§ **What to produce**
Copy out all lines where "handle" appears.

§ **Entries supplied**
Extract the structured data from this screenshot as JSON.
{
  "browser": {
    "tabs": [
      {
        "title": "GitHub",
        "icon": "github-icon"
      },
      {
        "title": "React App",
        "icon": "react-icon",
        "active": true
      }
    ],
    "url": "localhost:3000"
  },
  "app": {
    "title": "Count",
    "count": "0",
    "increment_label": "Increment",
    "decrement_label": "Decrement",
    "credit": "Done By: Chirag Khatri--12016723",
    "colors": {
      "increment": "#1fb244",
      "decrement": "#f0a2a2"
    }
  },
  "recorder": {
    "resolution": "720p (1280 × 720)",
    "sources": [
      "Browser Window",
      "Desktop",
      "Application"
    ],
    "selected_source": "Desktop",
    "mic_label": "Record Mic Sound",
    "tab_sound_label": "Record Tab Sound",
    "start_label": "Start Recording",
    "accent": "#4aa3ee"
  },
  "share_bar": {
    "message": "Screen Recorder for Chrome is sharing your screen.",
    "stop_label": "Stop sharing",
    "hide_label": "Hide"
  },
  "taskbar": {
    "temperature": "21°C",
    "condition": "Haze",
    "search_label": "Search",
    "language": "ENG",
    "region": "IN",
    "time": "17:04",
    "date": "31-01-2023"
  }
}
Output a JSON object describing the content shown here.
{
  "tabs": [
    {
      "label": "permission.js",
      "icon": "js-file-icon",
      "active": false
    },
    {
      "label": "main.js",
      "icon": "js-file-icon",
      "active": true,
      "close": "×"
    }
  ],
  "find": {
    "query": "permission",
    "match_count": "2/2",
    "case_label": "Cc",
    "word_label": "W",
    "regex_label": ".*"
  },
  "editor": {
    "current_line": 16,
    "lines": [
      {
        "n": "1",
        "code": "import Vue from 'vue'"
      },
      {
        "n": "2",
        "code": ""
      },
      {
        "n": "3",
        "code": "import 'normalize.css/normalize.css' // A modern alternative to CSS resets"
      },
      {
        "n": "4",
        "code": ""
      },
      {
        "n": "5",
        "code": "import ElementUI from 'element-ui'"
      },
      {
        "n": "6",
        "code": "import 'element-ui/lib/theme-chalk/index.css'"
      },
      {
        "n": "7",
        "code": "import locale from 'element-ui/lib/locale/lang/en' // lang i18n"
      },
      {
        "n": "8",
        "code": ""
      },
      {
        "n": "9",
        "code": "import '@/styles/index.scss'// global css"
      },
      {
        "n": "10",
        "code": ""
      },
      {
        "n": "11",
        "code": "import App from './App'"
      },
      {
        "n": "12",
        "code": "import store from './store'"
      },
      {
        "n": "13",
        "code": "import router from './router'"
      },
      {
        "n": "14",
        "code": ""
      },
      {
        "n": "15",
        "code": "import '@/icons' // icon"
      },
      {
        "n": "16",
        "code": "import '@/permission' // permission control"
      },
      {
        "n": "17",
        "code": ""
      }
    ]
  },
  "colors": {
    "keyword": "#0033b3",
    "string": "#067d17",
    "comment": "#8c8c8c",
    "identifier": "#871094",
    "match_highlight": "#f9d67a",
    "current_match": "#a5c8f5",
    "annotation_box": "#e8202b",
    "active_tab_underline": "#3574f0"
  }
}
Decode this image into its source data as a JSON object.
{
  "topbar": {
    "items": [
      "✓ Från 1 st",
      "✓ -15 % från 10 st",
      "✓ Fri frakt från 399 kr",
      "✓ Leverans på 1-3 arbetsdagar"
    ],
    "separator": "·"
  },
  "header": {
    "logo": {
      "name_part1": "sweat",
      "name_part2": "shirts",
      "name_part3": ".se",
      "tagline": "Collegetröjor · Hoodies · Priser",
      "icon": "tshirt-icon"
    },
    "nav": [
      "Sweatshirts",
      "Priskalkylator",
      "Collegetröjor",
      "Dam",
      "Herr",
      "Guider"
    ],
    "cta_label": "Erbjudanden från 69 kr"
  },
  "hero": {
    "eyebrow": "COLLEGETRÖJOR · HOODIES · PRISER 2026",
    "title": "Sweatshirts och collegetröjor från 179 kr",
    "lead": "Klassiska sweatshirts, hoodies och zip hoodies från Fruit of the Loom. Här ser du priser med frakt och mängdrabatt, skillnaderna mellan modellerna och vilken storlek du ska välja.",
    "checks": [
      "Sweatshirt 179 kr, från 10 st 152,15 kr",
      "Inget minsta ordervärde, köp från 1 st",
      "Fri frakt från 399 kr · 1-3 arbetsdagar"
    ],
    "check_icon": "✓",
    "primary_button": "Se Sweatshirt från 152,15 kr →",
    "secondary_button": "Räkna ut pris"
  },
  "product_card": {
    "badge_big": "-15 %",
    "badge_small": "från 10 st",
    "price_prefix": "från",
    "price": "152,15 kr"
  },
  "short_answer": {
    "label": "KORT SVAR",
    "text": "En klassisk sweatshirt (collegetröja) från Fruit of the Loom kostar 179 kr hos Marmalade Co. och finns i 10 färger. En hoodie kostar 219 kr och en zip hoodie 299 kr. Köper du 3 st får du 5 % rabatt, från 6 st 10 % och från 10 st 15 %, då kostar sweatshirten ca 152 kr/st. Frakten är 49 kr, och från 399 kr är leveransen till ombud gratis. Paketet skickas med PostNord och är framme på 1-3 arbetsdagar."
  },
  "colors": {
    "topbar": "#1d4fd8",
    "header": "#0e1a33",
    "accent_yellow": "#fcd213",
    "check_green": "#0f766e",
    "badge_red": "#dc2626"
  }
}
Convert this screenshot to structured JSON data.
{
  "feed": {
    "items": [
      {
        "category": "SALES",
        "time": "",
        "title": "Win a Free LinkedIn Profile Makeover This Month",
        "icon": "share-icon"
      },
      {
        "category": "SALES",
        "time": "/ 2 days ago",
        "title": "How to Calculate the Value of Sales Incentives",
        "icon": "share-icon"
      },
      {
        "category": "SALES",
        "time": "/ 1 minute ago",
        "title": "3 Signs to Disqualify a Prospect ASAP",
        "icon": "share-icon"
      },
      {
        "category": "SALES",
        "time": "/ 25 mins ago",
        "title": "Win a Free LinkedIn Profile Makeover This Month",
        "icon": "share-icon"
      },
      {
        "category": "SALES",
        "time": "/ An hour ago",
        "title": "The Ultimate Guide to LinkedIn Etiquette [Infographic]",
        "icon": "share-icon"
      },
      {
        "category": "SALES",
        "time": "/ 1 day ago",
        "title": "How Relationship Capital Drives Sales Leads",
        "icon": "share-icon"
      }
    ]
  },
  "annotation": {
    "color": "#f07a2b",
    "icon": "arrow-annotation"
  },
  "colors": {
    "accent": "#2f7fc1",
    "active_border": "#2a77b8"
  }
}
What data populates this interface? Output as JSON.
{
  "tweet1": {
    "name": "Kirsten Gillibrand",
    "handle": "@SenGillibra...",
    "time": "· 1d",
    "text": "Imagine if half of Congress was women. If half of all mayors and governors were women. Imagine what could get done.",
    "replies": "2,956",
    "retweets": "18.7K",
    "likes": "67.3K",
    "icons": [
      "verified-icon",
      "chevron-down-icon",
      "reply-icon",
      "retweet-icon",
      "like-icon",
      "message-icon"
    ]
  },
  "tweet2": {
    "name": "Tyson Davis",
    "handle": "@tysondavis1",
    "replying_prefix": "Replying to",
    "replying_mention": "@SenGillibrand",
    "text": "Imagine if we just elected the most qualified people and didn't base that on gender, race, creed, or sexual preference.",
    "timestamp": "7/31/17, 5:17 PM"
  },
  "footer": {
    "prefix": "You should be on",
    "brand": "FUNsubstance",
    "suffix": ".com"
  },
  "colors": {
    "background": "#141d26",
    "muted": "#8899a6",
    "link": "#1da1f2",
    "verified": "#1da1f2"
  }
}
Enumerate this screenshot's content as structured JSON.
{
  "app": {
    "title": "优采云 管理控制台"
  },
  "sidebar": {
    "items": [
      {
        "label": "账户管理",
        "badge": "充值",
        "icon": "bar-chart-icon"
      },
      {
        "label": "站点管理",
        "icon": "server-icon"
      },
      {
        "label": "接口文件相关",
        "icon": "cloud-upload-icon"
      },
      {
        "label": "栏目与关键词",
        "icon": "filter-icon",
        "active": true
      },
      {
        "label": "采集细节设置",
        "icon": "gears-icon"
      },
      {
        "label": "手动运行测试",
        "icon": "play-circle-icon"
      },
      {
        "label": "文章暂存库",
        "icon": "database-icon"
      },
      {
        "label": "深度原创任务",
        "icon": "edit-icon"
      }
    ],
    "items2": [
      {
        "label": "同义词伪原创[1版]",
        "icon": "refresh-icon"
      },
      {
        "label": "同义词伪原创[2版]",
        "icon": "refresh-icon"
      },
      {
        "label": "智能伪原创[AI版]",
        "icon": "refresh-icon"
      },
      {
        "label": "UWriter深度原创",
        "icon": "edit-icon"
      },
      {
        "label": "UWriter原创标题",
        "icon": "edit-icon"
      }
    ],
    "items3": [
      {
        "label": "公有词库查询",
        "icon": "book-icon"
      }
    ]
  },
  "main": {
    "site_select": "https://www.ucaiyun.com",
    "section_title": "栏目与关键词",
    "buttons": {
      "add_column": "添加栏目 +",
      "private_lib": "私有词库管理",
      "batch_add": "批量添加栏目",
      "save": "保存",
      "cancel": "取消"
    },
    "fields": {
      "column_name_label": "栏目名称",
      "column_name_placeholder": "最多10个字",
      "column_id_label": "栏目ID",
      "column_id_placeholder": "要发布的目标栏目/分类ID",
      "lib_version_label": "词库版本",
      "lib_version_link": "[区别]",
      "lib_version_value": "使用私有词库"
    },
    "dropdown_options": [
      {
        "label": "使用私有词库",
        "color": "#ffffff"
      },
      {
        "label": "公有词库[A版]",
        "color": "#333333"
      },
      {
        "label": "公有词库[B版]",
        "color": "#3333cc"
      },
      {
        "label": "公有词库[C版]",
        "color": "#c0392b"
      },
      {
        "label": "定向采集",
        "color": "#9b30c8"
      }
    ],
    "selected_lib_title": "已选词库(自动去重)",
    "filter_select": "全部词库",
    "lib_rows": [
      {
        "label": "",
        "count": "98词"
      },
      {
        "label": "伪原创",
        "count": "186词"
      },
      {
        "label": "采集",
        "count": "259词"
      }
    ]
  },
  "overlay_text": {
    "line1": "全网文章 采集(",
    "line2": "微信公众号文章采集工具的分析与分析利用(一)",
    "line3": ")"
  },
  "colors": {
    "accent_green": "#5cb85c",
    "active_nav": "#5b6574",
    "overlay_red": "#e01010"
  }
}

§ **Answer to this problem**
    "handle": "@SenGillibra...",
    "handle": "@tysondavis1",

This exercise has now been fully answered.